[BEGIN Extracted information]

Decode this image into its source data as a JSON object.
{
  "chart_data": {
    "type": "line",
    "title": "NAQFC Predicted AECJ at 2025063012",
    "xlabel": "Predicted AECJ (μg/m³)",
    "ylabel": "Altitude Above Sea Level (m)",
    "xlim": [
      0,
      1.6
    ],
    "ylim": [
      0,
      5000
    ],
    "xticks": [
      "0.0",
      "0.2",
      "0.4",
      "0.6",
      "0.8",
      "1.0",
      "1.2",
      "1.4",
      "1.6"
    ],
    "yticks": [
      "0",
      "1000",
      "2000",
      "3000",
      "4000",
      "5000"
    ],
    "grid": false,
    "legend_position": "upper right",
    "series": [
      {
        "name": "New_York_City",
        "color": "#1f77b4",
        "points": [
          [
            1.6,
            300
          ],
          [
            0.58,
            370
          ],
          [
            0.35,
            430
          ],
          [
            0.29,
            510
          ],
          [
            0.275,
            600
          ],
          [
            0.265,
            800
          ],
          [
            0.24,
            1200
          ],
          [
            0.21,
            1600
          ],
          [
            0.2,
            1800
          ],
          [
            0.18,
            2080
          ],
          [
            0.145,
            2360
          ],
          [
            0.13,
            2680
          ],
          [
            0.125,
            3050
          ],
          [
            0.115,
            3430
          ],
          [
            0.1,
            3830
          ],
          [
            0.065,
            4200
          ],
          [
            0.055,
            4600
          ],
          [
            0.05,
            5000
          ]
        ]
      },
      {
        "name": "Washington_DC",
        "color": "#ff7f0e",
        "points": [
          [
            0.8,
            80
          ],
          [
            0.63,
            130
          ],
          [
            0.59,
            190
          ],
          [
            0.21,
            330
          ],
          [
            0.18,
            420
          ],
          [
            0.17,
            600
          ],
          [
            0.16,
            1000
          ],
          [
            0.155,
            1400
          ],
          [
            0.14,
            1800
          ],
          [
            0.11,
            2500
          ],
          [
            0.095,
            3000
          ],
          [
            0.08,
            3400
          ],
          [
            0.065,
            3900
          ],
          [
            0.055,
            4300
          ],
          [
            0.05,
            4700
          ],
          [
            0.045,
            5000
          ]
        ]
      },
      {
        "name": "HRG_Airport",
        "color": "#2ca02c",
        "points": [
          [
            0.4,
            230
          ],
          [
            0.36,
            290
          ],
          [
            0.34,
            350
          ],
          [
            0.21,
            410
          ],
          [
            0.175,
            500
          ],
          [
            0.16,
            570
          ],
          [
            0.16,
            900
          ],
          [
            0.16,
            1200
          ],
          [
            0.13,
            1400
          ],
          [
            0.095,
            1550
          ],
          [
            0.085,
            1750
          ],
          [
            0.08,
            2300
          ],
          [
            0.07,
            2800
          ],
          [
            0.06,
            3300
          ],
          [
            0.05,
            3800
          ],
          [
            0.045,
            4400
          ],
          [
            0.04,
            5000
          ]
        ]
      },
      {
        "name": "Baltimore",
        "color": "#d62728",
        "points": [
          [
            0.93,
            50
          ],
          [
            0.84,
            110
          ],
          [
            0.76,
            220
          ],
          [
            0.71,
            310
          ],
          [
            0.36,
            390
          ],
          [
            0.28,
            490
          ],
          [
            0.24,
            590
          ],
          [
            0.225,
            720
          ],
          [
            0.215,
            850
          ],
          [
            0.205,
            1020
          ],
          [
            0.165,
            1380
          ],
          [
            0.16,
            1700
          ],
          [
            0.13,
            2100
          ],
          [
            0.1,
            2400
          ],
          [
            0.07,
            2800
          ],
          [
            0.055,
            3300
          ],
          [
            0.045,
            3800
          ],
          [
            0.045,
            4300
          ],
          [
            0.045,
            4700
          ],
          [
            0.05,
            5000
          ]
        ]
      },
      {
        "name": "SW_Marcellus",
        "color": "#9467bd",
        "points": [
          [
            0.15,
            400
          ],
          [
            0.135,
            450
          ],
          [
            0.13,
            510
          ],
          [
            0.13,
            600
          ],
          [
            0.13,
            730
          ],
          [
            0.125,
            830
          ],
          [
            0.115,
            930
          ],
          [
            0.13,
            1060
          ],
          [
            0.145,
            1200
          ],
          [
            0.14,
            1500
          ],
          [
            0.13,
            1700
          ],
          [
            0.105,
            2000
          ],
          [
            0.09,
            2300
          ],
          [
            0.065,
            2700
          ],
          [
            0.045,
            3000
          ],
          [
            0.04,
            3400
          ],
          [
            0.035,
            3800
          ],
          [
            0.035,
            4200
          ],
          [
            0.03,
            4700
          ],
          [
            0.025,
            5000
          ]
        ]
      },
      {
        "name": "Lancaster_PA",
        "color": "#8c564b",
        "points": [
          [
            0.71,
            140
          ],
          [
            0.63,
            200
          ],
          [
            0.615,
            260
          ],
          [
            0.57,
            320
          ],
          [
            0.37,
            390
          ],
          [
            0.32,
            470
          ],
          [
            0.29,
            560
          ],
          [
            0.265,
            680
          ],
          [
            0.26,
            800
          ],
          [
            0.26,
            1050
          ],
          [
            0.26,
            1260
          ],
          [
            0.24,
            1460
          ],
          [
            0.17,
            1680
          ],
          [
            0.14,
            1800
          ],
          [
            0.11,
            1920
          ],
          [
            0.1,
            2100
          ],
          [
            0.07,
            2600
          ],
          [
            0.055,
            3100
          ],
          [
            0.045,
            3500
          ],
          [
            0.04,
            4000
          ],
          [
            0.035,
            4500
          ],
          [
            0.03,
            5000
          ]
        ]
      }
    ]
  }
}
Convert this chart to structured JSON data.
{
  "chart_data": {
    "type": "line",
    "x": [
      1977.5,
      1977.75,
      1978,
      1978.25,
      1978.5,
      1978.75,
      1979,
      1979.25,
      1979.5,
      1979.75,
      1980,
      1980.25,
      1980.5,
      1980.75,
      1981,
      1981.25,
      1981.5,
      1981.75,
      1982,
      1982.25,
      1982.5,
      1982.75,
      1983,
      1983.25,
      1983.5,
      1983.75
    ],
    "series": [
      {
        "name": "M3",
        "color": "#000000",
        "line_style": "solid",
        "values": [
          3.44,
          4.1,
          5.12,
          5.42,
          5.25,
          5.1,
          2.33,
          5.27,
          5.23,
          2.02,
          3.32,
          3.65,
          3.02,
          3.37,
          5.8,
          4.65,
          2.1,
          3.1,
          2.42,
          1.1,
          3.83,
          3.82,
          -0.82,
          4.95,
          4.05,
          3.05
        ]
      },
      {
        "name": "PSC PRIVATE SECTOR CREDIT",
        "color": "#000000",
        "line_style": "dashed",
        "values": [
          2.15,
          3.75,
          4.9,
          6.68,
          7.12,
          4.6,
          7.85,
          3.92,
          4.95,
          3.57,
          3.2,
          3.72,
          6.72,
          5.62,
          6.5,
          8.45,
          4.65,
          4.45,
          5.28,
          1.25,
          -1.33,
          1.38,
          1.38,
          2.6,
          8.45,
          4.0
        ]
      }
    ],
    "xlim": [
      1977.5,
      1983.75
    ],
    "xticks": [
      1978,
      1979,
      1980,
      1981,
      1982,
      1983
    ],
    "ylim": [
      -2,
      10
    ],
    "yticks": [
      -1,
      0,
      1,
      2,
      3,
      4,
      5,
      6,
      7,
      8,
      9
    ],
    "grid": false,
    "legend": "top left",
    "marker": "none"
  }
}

[END Extracted information]

> Work to be completed
Copy all the lines, exactly.

> Problem solution
Decode this image into its source data as a JSON object.
{
  "chart_data": {
    "type": "line",
    "title": "NAQFC Predicted AECJ at 2025063012",
    "xlabel": "Predicted AECJ (μg/m³)",
    "ylabel": "Altitude Above Sea Level (m)",
    "xlim": [
      0,
      1.6
    ],
    "ylim": [
      0,
      5000
    ],
    "xticks": [
      "0.0",
      "0.2",
      "0.4",
      "0.6",
      "0.8",
      "1.0",
      "1.2",
      "1.4",
      "1.6"
    ],
    "yticks": [
      "0",
      "1000",
      "2000",
      "3000",
      "4000",
      "5000"
    ],
    "grid": false,
    "legend_position": "upper right",
    "series": [
      {
        "name": "New_York_City",
        "color": "#1f77b4",
        "points": [
          [
            1.6,
            300
          ],
          [
            0.58,
            370
          ],
          [
            0.35,
            430
          ],
          [
            0.29,
            510
          ],
          [
            0.275,
            600
          ],
          [
            0.265,
            800
          ],
          [
            0.24,
            1200
          ],
          [
            0.21,
            1600
          ],
          [
            0.2,
            1800
          ],
          [
            0.18,
            2080
          ],
          [
            0.145,
            2360
          ],
          [
            0.13,
            2680
          ],
          [
            0.125,
            3050
          ],
          [
            0.115,
            3430
          ],
          [
            0.1,
            3830
          ],
          [
            0.065,
            4200
          ],
          [
            0.055,
            4600
          ],
          [
            0.05,
            5000
          ]
        ]
      },
      {
        "name": "Washington_DC",
        "color": "#ff7f0e",
        "points": [
          [
            0.8,
            80
          ],
          [
            0.63,
            130
          ],
          [
            0.59,
            190
          ],
          [
            0.21,
            330
          ],
          [
            0.18,
            420
          ],
          [
            0.17,
            600
          ],
          [
            0.16,
            1000
          ],
          [
            0.155,
            1400
          ],
          [
            0.14,
            1800
          ],
          [
            0.11,
            2500
          ],
          [
            0.095,
            3000
          ],
          [
            0.08,
            3400
          ],
          [
            0.065,
            3900
          ],
          [
            0.055,
            4300
          ],
          [
            0.05,
            4700
          ],
          [
            0.045,
            5000
          ]
        ]
      },
      {
        "name": "HRG_Airport",
        "color": "#2ca02c",
        "points": [
          [
            0.4,
            230
          ],
          [
            0.36,
            290
          ],
          [
            0.34,
            350
          ],
          [
            0.21,
            410
          ],
          [
            0.175,
            500
          ],
          [
            0.16,
            570
          ],
          [
            0.16,
            900
          ],
          [
            0.16,
            1200
          ],
          [
            0.13,
            1400
          ],
          [
            0.095,
            1550
          ],
          [
            0.085,
            1750
          ],
          [
            0.08,
            2300
          ],
          [
            0.07,
            2800
          ],
          [
            0.06,
            3300
          ],
          [
            0.05,
            3800
          ],
          [
            0.045,
            4400
          ],
          [
            0.04,
            5000
          ]
        ]
      },
      {
        "name": "Baltimore",
        "color": "#d62728",
        "points": [
          [
            0.93,
            50
          ],
          [
            0.84,
            110
          ],
          [
            0.76,
            220
          ],
          [
            0.71,
            310
          ],
          [
            0.36,
            390
          ],
          [
            0.28,
            490
          ],
          [
            0.24,
            590
          ],
          [
            0.225,
            720
          ],
          [
            0.215,
            850
          ],
          [
            0.205,
            1020
          ],
          [
            0.165,
            1380
          ],
          [
            0.16,
            1700
          ],
          [
            0.13,
            2100
          ],
          [
            0.1,
            2400
          ],
          [
            0.07,
            2800
          ],
          [
            0.055,
            3300
          ],
          [
            0.045,
            3800
          ],
          [
            0.045,
            4300
          ],
          [
            0.045,
            4700
          ],
          [
            0.05,
            5000
          ]
        ]
      },
      {
        "name": "SW_Marcellus",
        "color": "#9467bd",
        "points": [
          [
            0.15,
            400
          ],
          [
            0.135,
            450
          ],
          [
            0.13,
            510
          ],
          [
            0.13,
            600
          ],
          [
            0.13,
            730
          ],
          [
            0.125,
            830
          ],
          [
            0.115,
            930
          ],
          [
            0.13,
            1060
          ],
          [
            0.145,
            1200
          ],
          [
            0.14,
            1500
          ],
          [
            0.13,
            1700
          ],
          [
            0.105,
            2000
          ],
          [
            0.09,
            2300
          ],
          [
            0.065,
            2700
          ],
          [
            0.045,
            3000
          ],
          [
            0.04,
            3400
          ],
          [
            0.035,
            3800
          ],
          [
            0.035,
            4200
          ],
          [
            0.03,
            4700
          ],
          [
            0.025,
            5000
          ]
        ]
      },
      {
        "name": "Lancaster_PA",
        "color": "#8c564b",
        "points": [
          [
            0.71,
            140
          ],
          [
            0.63,
            200
          ],
          [
            0.615,
            260
          ],
          [
            0.57,
            320
          ],
          [
            0.37,
            390
          ],
          [
            0.32,
            470
          ],
          [
            0.29,
            560
          ],
          [
            0.265,
            680
          ],
          [
            0.26,
            800
          ],
          [
            0.26,
            1050
          ],
          [
            0.26,
            1260
          ],
          [
            0.24,
            1460
          ],
          [
            0.17,
            1680
          ],
          [
            0.14,
            1800
          ],
          [
            0.11,
            1920
          ],
          [
            0.1,
            2100
          ],
          [
            0.07,
            2600
          ],
          [
            0.055,
            3100
          ],
          [
            0.045,
            3500
          ],
          [
            0.04,
            4000
          ],
          [
            0.035,
            4500
          ],
          [
            0.03,
            5000
          ]
        ]
      }
    ]
  }
}
Convert this chart to structured JSON data.
{
  "chart_data": {
    "type": "line",
    "x": [
      1977.5,
      1977.75,
      1978,
      1978.25,
      1978.5,
      1978.75,
      1979,
      1979.25,
      1979.5,
      1979.75,
      1980,
      1980.25,
      1980.5,
      1980.75,
      1981,
      1981.25,
      1981.5,
      1981.75,
      1982,
      1982.25,
      1982.5,
      1982.75,
      1983,
      1983.25,
      1983.5,
      1983.75
    ],
    "series": [
      {
        "name": "M3",
        "color": "#000000",
        "line_style": "solid",
        "values": [
          3.44,
          4.1,
          5.12,
          5.42,
          5.25,
          5.1,
          2.33,
          5.27,
          5.23,
          2.02,
          3.32,
          3.65,
          3.02,
          3.37,
          5.8,
          4.65,
          2.1,
          3.1,
          2.42,
          1.1,
          3.83,
          3.82,
          -0.82,
          4.95,
          4.05,
          3.05
        ]
      },
      {
        "name": "PSC PRIVATE SECTOR CREDIT",
        "color": "#000000",
        "line_style": "dashed",
        "values": [
          2.15,
          3.75,
          4.9,
          6.68,
          7.12,
          4.6,
          7.85,
          3.92,
          4.95,
          3.57,
          3.2,
          3.72,
          6.72,
          5.62,
          6.5,
          8.45,
          4.65,
          4.45,
          5.28,
          1.25,
          -1.33,
          1.38,
          1.38,
          2.6,
          8.45,
          4.0
        ]
      }
    ],
    "xlim": [
      1977.5,
      1983.75
    ],
    "xticks": [
      1978,
      1979,
      1980,
      1981,
      1982,
      1983
    ],
    "ylim": [
      -2,
      10
    ],
    "yticks": [
      -1,
      0,
      1,
      2,
      3,
      4,
      5,
      6,
      7,
      8,
      9
    ],
    "grid": false,
    "legend": "top left",
    "marker": "none"
  }
}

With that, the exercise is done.